[Extracted records]
— Start —
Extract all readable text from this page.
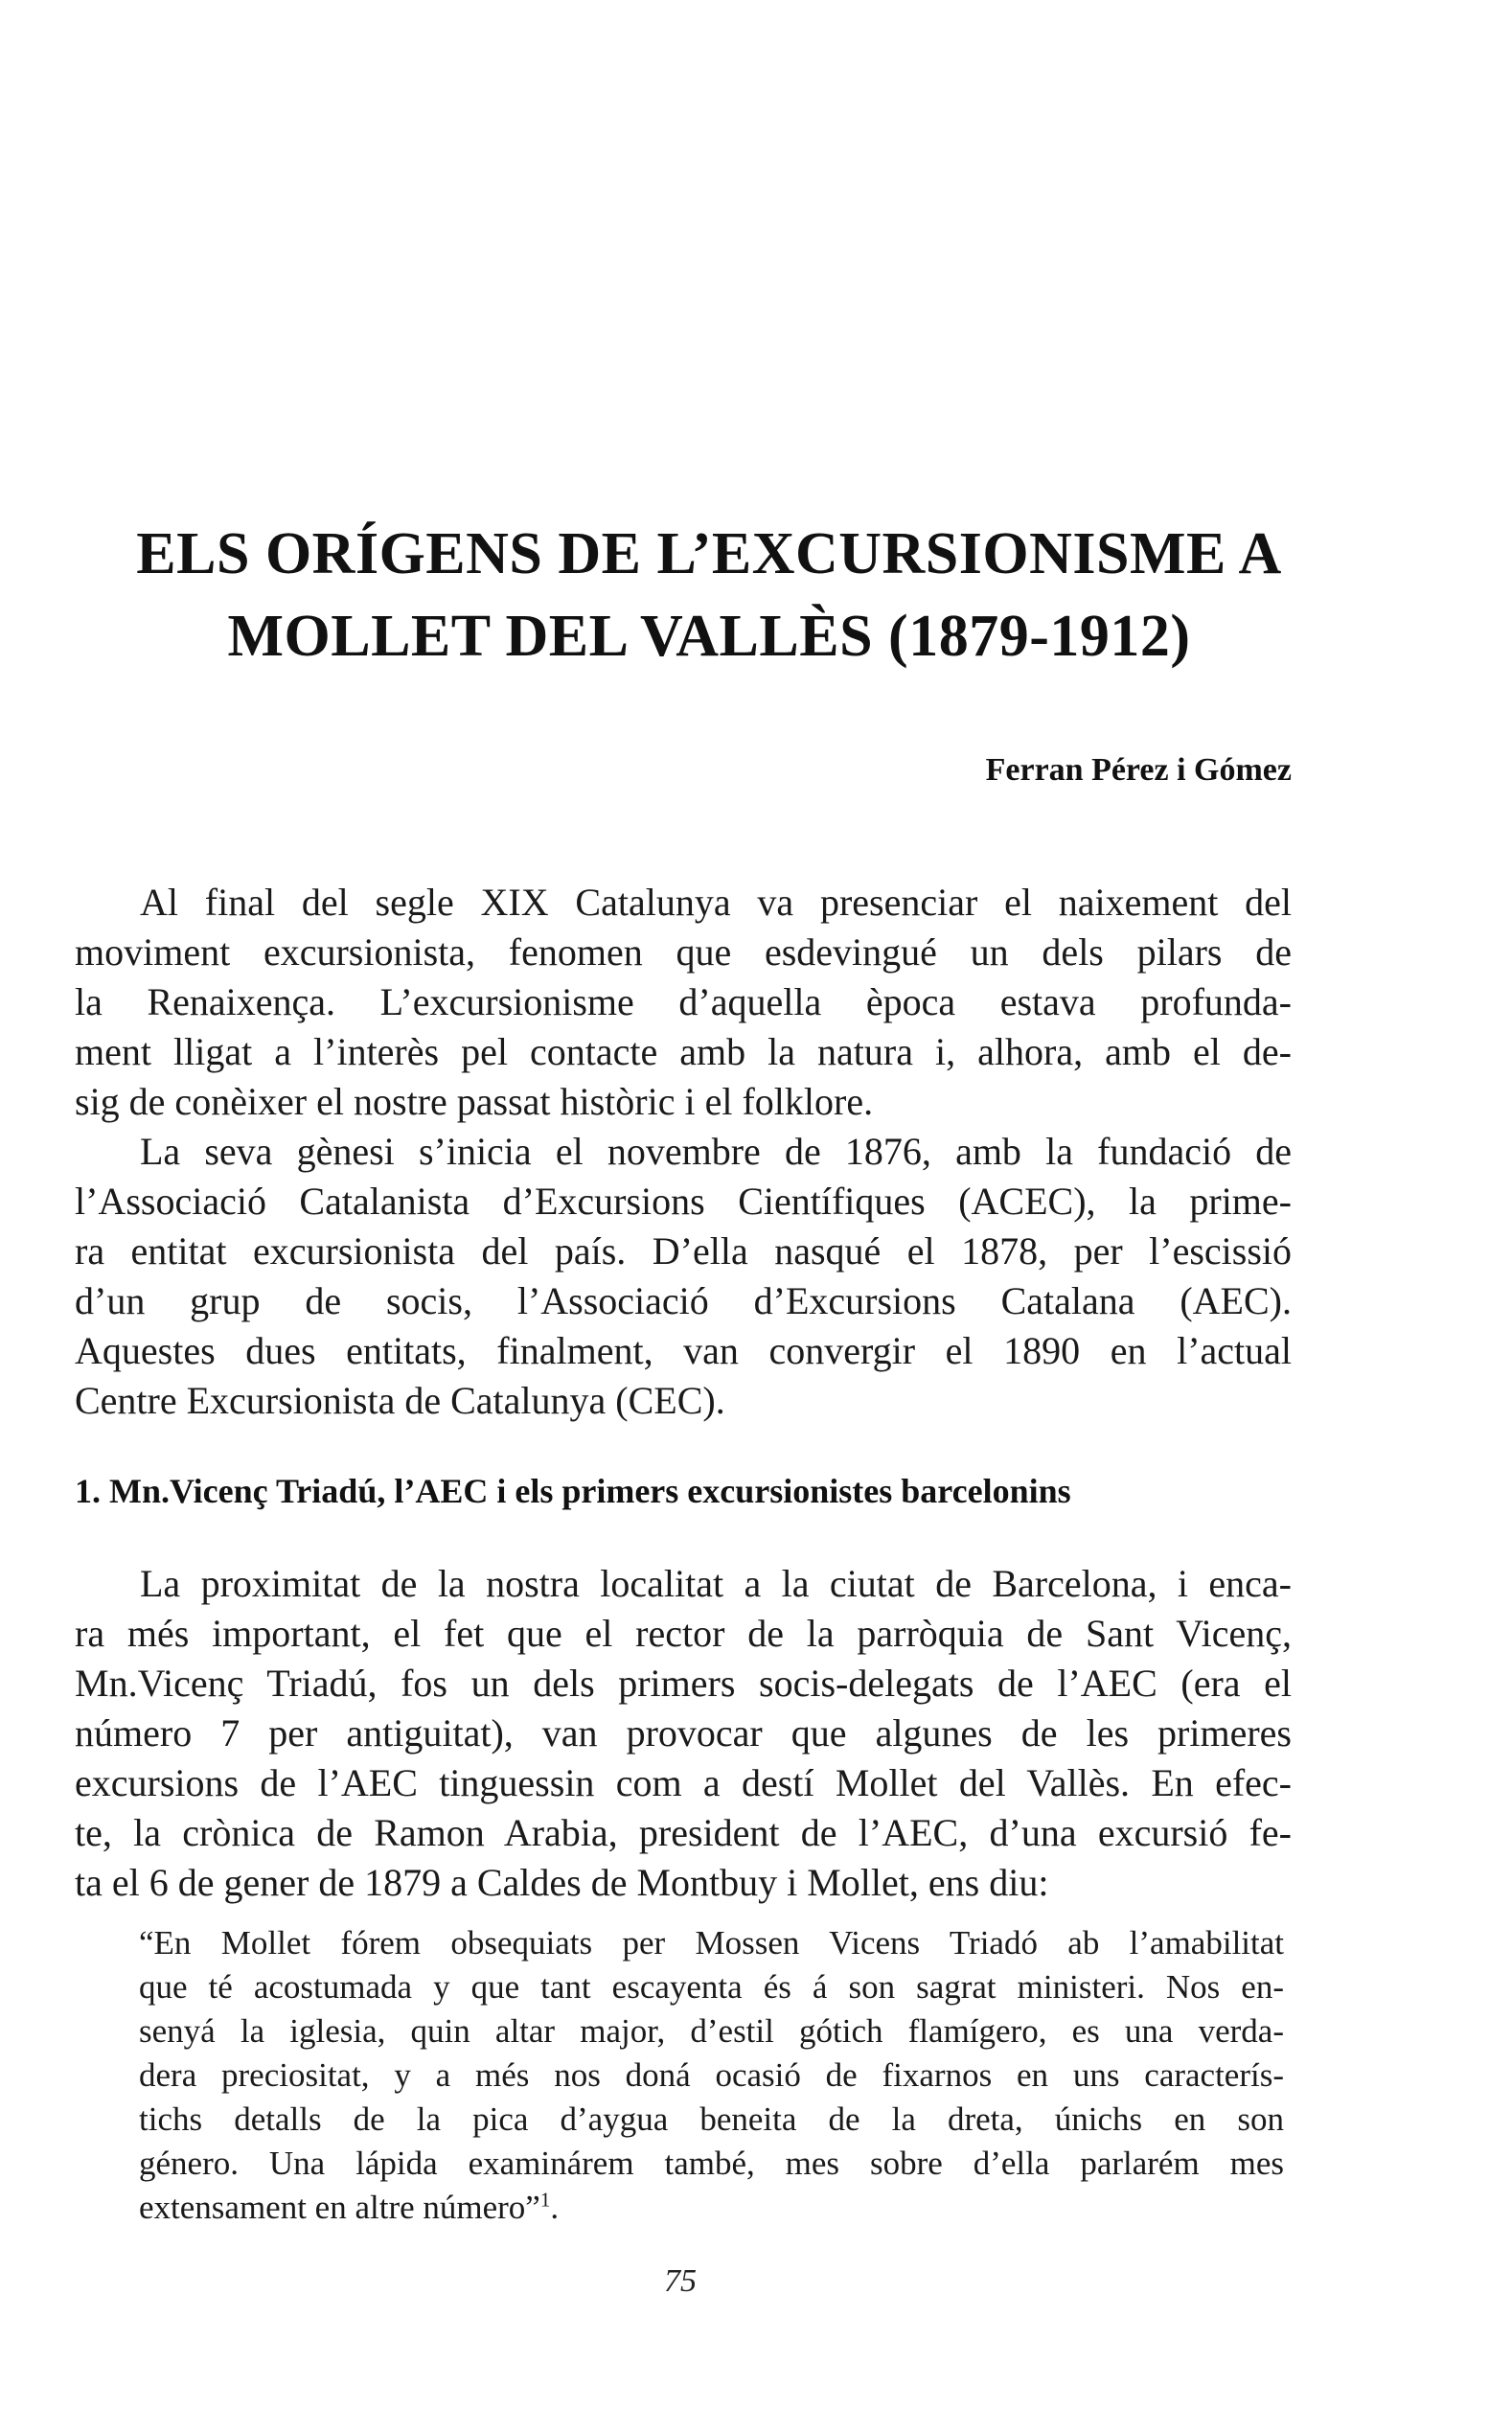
ELS ORÍGENS DE L’EXCURSIONISME A
MOLLET DEL VALLÈS (1879-1912)
Ferran Pérez i Gómez
Al final del segle XIX Catalunya va presenciar el naixement del
moviment excursionista, fenomen que esdevingué un dels pilars de
la Renaixença. L’excursionisme d’aquella època estava profunda-
ment lligat a l’interès pel contacte amb la natura i, alhora, amb el de-
sig de conèixer el nostre passat històric i el folklore.
La seva gènesi s’inicia el novembre de 1876, amb la fundació de
l’Associació Catalanista d’Excursions Científiques (ACEC), la prime-
ra entitat excursionista del país. D’ella nasqué el 1878, per l’escissió
d’un grup de socis, l’Associació d’Excursions Catalana (AEC).
Aquestes dues entitats, finalment, van convergir el 1890 en l’actual
Centre Excursionista de Catalunya (CEC).
1. Mn.Vicenç Triadú, l’AEC i els primers excursionistes barcelonins
La proximitat de la nostra localitat a la ciutat de Barcelona, i enca-
ra més important, el fet que el rector de la parròquia de Sant Vicenç,
Mn.Vicenç Triadú, fos un dels primers socis-delegats de l’AEC (era el
número 7 per antiguitat), van provocar que algunes de les primeres
excursions de l’AEC tinguessin com a destí Mollet del Vallès. En efec-
te, la crònica de Ramon Arabia, president de l’AEC, d’una excursió fe-
ta el 6 de gener de 1879 a Caldes de Montbuy i Mollet, ens diu:
“En Mollet fórem obsequiats per Mossen Vicens Triadó ab l’amabilitat
que té acostumada y que tant escayenta és á son sagrat ministeri. Nos en-
senyá la iglesia, quin altar major, d’estil gótich flamígero, es una verda-
dera preciositat, y a més nos doná ocasió de fixarnos en uns caracterís-
tichs detalls de la pica d’aygua beneita de la dreta, únichs en son
género. Una lápida examinárem també, mes sobre d’ella parlarém mes
extensament en altre número”$^1$.
75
— End —
=== Stated goal ===
Return all of the data exactly as written, and drop the pictures.

=== Result for this task ===
Extract all readable text from this page.
ELS ORÍGENS DE L’EXCURSIONISME A
MOLLET DEL VALLÈS (1879-1912)
Ferran Pérez i Gómez
Al final del segle XIX Catalunya va presenciar el naixement del
moviment excursionista, fenomen que esdevingué un dels pilars de
la Renaixença. L’excursionisme d’aquella època estava profunda-
ment lligat a l’interès pel contacte amb la natura i, alhora, amb el de-
sig de conèixer el nostre passat històric i el folklore.
La seva gènesi s’inicia el novembre de 1876, amb la fundació de
l’Associació Catalanista d’Excursions Científiques (ACEC), la prime-
ra entitat excursionista del país. D’ella nasqué el 1878, per l’escissió
d’un grup de socis, l’Associació d’Excursions Catalana (AEC).
Aquestes dues entitats, finalment, van convergir el 1890 en l’actual
Centre Excursionista de Catalunya (CEC).
1. Mn.Vicenç Triadú, l’AEC i els primers excursionistes barcelonins
La proximitat de la nostra localitat a la ciutat de Barcelona, i enca-
ra més important, el fet que el rector de la parròquia de Sant Vicenç,
Mn.Vicenç Triadú, fos un dels primers socis-delegats de l’AEC (era el
número 7 per antiguitat), van provocar que algunes de les primeres
excursions de l’AEC tinguessin com a destí Mollet del Vallès. En efec-
te, la crònica de Ramon Arabia, president de l’AEC, d’una excursió fe-
ta el 6 de gener de 1879 a Caldes de Montbuy i Mollet, ens diu:
“En Mollet fórem obsequiats per Mossen Vicens Triadó ab l’amabilitat
que té acostumada y que tant escayenta és á son sagrat ministeri. Nos en-
senyá la iglesia, quin altar major, d’estil gótich flamígero, es una verda-
dera preciositat, y a més nos doná ocasió de fixarnos en uns caracterís-
tichs detalls de la pica d’aygua beneita de la dreta, únichs en son
género. Una lápida examinárem també, mes sobre d’ella parlarém mes
extensament en altre número”$^1$.
75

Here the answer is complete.